» What is required
For every line in the data below that contains "China", copy the line.

» Data to use
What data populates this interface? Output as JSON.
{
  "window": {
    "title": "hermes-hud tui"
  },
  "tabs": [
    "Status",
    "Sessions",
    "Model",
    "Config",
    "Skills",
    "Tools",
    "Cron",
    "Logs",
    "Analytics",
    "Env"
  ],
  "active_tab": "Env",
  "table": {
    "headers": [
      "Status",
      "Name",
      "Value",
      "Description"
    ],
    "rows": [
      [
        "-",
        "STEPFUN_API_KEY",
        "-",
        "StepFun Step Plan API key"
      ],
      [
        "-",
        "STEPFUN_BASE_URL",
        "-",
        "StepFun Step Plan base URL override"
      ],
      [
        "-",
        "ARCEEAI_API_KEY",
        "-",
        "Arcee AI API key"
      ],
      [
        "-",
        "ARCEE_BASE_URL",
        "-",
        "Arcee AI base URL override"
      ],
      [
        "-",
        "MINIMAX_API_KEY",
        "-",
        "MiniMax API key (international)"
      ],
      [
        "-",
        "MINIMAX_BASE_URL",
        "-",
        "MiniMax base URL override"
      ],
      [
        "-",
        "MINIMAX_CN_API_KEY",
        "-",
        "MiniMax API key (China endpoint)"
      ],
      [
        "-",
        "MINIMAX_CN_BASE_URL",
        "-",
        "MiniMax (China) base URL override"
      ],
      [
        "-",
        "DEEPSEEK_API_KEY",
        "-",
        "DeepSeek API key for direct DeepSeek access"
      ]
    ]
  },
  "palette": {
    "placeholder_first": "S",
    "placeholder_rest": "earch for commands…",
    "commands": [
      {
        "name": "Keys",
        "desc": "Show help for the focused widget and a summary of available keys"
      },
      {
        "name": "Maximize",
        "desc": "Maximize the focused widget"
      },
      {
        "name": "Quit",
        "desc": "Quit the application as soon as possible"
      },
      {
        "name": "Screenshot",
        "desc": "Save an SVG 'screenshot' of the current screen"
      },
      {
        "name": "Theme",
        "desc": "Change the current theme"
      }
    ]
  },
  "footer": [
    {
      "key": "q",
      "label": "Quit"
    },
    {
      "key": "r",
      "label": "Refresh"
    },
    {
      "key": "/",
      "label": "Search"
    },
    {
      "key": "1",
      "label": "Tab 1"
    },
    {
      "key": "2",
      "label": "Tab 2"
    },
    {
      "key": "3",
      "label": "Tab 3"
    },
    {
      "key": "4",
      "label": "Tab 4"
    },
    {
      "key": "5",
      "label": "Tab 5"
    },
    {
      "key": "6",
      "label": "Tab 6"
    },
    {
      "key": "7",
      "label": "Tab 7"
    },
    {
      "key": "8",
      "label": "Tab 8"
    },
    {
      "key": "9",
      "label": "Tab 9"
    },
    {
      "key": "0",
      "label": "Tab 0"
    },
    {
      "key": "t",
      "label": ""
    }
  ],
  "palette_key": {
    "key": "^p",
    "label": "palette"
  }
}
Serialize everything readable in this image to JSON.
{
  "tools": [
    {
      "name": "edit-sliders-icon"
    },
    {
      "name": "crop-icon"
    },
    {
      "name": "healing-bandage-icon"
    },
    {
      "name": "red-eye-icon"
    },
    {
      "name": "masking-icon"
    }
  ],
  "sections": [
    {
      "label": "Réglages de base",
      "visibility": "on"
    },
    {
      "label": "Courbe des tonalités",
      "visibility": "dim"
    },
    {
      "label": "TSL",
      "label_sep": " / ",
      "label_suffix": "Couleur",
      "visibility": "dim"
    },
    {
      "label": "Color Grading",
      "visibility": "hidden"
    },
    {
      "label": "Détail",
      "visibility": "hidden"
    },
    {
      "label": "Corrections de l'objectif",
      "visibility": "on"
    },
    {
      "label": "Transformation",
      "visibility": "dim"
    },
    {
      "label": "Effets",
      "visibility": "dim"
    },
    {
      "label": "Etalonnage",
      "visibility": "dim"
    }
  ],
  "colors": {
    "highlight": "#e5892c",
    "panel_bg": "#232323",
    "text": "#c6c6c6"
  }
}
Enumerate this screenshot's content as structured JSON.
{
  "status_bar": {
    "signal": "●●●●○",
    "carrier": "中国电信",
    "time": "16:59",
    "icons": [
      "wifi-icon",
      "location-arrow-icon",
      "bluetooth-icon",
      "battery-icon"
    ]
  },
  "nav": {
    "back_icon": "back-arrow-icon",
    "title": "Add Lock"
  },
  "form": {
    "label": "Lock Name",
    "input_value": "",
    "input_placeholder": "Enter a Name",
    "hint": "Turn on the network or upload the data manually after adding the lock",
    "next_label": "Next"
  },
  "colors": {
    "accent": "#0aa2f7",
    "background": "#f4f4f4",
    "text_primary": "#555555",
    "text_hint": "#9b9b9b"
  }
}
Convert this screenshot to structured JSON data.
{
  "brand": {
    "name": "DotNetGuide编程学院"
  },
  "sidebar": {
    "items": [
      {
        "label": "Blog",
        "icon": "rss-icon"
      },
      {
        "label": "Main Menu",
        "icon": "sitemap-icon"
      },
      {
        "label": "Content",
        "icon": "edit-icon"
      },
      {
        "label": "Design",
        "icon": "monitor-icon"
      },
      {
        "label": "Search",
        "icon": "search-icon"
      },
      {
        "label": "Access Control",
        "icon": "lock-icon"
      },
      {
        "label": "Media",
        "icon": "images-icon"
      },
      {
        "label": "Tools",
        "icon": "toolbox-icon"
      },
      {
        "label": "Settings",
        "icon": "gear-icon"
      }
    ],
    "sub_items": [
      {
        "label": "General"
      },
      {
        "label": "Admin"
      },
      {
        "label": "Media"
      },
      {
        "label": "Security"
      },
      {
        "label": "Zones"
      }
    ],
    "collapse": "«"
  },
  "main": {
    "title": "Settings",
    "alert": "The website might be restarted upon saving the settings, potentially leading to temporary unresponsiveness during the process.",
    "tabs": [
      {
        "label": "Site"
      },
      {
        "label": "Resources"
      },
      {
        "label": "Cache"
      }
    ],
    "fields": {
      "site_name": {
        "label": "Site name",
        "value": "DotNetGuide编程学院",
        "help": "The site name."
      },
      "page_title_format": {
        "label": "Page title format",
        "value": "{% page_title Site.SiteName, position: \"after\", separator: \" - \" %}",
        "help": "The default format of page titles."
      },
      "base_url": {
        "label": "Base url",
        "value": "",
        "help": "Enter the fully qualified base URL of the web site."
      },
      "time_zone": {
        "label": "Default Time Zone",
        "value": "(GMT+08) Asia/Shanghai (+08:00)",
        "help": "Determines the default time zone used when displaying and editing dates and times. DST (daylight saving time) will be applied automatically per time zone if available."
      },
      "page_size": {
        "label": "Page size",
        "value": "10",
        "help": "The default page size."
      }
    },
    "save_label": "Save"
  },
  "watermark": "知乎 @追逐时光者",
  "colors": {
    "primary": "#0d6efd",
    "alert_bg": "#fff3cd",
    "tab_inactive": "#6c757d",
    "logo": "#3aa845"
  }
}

» Solution below
        "MiniMax API key (China endpoint)"
        "MiniMax (China) base URL override"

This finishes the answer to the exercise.